══ DATA SUPPLIED

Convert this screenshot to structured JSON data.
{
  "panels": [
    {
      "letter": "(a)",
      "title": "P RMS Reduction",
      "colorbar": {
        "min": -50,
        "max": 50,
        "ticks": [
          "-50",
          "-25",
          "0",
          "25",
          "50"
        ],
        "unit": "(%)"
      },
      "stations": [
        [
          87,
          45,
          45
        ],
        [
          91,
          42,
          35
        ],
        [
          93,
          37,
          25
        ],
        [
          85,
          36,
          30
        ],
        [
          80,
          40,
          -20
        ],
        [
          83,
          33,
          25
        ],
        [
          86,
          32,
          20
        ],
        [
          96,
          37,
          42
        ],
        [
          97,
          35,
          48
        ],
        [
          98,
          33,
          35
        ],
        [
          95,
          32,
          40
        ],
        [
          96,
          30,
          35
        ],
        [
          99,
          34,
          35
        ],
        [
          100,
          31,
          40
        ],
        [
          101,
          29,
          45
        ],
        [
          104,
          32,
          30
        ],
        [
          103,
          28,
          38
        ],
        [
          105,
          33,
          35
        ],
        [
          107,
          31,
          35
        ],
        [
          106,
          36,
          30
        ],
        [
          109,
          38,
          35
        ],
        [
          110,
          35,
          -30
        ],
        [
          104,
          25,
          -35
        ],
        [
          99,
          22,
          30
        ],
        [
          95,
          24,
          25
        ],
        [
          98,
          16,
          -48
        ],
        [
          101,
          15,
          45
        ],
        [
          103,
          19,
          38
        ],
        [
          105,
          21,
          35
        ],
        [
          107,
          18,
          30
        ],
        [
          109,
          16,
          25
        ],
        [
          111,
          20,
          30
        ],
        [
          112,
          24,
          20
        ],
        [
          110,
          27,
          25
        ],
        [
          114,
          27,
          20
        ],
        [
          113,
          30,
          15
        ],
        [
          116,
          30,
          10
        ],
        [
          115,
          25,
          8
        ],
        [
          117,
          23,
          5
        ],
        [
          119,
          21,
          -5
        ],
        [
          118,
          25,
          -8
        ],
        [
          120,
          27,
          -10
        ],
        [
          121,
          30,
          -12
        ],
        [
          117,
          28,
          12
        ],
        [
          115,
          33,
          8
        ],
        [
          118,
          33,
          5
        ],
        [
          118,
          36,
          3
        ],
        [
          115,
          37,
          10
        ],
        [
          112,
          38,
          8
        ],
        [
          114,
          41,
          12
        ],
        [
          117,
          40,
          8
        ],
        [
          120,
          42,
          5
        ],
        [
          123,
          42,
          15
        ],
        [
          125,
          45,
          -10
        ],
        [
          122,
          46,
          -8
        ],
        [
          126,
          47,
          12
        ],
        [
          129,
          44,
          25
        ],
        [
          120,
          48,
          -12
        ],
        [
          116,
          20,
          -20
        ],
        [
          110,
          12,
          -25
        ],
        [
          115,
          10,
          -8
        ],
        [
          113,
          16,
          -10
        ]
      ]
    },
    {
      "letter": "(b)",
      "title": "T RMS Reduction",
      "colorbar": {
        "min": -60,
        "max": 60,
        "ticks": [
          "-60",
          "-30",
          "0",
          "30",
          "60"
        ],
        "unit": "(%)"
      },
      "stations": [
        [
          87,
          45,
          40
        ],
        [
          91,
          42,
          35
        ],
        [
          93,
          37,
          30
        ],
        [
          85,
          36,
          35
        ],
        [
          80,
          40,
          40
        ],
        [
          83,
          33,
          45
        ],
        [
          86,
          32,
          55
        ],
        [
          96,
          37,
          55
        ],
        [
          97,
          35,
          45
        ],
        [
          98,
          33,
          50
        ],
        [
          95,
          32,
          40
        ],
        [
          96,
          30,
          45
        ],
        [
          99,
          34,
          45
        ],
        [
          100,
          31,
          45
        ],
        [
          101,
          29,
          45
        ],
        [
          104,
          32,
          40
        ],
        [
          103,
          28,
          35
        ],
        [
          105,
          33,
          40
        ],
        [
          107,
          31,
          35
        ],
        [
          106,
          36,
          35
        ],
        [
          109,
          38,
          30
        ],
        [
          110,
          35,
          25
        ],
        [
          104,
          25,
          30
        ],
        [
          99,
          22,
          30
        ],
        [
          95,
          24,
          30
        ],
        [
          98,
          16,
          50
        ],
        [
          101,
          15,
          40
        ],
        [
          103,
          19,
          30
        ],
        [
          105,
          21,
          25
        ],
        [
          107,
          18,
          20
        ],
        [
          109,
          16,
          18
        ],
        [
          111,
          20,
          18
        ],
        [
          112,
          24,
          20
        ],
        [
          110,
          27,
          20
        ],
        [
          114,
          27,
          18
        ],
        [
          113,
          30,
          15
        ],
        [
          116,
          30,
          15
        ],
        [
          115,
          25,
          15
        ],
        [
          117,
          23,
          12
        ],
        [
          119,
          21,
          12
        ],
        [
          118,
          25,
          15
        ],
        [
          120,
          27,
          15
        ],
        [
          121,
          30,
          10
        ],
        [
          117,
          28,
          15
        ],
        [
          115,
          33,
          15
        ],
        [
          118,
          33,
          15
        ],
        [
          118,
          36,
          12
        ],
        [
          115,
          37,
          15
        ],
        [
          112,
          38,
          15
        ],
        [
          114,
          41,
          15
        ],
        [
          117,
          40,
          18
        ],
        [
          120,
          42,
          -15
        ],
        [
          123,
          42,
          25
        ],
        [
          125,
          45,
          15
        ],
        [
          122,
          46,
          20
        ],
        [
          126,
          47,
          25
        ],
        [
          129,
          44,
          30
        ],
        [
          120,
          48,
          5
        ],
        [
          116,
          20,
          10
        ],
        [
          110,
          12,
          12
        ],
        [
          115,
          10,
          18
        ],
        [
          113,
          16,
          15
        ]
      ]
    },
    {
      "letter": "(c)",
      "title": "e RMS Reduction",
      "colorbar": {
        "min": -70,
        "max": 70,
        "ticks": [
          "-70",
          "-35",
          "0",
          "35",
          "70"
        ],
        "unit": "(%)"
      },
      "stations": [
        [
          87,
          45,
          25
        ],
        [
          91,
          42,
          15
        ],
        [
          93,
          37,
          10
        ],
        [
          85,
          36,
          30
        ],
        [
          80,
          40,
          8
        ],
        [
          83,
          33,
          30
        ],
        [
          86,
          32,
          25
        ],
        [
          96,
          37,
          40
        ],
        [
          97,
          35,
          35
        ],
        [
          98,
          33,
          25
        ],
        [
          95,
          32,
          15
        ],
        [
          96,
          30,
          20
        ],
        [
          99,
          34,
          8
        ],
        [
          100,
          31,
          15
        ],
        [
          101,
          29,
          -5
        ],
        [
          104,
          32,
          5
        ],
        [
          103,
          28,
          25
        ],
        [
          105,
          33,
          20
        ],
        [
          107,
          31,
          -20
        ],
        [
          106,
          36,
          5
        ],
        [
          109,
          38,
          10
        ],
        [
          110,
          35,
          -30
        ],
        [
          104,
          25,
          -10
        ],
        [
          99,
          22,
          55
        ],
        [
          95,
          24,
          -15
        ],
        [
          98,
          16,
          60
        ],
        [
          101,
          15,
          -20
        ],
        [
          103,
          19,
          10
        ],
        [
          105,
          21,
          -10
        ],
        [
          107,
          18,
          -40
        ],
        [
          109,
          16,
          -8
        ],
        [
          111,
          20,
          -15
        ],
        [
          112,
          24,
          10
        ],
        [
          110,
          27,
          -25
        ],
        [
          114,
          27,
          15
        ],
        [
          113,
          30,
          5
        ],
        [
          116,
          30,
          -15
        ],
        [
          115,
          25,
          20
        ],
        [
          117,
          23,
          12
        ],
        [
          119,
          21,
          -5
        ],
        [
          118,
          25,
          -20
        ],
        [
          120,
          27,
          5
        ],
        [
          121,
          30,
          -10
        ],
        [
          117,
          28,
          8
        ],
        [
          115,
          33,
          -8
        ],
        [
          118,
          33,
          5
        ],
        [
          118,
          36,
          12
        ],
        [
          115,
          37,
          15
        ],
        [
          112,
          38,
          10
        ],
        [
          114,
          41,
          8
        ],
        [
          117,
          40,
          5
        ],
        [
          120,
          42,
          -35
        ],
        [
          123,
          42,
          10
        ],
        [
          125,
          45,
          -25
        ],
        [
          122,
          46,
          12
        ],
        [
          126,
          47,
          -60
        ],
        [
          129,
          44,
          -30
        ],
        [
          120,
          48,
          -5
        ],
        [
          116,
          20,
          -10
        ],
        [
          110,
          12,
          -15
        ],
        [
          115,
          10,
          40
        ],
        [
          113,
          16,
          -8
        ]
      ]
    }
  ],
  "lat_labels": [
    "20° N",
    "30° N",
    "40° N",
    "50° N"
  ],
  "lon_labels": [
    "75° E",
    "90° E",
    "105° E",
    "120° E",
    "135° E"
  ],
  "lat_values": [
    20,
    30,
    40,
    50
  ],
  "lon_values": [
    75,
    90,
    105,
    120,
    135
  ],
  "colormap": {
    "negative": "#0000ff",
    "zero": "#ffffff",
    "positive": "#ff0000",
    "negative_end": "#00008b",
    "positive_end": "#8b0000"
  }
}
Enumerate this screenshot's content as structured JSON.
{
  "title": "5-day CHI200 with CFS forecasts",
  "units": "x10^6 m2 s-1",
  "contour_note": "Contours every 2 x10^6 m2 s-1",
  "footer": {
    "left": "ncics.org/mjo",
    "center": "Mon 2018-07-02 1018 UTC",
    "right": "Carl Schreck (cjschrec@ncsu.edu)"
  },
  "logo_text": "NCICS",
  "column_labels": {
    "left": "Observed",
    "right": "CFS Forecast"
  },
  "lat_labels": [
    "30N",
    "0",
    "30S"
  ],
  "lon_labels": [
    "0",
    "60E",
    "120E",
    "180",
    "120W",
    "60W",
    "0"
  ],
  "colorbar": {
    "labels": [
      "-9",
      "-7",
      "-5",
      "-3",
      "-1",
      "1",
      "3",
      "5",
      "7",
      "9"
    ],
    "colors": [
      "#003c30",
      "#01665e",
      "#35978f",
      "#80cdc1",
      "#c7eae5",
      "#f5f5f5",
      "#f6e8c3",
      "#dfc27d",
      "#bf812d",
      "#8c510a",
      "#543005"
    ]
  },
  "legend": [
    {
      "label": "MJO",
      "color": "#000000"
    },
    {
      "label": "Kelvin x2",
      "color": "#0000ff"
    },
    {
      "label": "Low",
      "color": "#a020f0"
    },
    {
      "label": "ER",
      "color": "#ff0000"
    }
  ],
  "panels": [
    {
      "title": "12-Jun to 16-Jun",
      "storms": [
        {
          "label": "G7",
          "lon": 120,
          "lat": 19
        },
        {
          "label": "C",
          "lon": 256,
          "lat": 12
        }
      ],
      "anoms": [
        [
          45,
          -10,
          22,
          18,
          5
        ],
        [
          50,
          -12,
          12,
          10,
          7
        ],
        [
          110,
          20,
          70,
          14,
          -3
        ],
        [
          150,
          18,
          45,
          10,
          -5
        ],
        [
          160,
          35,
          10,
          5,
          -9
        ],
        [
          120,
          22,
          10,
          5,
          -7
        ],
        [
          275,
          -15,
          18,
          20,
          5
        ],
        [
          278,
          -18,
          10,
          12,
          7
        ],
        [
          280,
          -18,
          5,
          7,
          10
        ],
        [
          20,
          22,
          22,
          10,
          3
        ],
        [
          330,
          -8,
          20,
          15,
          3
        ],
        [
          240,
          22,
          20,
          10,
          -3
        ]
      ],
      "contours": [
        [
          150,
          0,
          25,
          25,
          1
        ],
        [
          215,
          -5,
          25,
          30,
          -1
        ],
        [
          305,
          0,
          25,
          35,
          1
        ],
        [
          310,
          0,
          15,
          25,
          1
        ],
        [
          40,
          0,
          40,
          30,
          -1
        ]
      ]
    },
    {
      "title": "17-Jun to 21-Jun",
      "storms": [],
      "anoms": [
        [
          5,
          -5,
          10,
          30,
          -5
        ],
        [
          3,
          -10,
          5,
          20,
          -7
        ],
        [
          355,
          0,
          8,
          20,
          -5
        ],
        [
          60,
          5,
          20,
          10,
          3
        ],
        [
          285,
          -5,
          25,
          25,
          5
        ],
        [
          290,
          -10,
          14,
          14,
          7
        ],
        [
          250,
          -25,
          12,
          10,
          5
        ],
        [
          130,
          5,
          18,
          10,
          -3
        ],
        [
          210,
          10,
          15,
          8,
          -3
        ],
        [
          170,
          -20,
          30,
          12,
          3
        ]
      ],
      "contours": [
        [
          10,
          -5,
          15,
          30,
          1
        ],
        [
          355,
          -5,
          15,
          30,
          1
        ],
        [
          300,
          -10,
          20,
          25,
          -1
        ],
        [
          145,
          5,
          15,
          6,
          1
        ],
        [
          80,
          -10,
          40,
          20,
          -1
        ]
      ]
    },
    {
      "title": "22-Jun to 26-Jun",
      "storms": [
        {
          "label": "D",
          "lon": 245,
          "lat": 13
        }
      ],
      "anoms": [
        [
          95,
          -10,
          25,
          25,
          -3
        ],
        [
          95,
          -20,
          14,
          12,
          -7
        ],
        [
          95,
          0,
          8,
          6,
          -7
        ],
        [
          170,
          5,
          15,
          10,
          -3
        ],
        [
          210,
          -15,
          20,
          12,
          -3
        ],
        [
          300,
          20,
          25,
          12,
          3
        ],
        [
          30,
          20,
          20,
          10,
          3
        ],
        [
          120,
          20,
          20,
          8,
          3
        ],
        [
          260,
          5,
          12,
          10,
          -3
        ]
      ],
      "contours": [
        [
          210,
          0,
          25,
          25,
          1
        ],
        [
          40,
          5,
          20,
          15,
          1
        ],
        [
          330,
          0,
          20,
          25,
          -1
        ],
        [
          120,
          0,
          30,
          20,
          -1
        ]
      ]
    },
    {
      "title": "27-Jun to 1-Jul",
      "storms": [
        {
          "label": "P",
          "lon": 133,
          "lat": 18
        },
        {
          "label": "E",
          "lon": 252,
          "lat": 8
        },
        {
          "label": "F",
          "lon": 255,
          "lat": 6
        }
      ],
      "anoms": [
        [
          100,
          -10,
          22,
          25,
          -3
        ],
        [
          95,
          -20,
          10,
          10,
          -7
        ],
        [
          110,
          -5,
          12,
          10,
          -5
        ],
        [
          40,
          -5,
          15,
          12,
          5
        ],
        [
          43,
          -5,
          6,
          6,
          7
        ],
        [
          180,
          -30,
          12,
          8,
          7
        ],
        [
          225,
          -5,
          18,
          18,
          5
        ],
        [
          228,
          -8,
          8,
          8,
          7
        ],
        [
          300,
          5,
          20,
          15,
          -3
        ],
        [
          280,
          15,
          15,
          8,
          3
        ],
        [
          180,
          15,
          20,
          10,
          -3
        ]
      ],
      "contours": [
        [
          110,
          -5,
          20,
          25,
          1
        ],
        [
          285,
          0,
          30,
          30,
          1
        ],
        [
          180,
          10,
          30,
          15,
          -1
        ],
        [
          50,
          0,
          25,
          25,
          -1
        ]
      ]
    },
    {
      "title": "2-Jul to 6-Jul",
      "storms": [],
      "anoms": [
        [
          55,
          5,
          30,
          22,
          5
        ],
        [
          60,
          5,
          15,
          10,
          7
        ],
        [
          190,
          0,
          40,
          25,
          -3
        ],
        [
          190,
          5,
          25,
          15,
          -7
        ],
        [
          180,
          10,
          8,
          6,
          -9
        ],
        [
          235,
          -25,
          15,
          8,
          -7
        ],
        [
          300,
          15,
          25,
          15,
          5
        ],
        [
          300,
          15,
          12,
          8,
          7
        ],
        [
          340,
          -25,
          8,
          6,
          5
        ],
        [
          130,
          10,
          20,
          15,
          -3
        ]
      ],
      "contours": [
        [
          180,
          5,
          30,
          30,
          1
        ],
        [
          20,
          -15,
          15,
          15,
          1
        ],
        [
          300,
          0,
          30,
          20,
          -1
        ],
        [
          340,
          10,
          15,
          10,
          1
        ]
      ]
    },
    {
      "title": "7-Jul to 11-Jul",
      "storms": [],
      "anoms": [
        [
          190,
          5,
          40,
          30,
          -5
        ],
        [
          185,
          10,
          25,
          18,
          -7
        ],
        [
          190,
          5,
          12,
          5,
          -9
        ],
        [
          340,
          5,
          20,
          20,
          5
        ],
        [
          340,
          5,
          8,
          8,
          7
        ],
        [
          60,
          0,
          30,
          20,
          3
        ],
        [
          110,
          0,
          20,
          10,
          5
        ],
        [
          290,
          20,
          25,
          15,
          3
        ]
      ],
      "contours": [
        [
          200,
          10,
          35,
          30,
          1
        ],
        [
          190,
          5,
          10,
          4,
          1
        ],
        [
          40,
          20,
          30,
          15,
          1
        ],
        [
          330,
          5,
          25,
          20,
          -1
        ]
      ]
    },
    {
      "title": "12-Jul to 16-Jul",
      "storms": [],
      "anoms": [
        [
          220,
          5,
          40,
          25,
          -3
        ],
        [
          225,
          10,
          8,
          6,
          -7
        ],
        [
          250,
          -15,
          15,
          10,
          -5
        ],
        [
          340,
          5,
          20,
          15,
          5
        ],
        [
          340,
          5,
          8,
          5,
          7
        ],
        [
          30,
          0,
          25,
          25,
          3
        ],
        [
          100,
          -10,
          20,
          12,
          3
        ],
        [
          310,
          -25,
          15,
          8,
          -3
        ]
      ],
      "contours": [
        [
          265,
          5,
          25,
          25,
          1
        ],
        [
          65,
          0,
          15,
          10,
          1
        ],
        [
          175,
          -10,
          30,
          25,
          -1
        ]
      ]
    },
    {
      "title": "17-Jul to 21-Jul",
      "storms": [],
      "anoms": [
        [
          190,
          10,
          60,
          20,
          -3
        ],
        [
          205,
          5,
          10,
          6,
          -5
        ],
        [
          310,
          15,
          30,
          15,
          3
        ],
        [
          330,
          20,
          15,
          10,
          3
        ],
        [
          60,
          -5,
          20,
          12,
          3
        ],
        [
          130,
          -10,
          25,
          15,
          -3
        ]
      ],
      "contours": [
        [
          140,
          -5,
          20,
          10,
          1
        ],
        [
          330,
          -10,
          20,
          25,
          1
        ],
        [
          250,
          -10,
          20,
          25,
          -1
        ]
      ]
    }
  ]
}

════

**INSTRUCTIONS FOR THE TASK**.
Look above for lines with the word "JSON" and copy them all.

**RIGHT ANSWER**.
Convert this screenshot to structured JSON data.
Enumerate this screenshot's content as structured JSON.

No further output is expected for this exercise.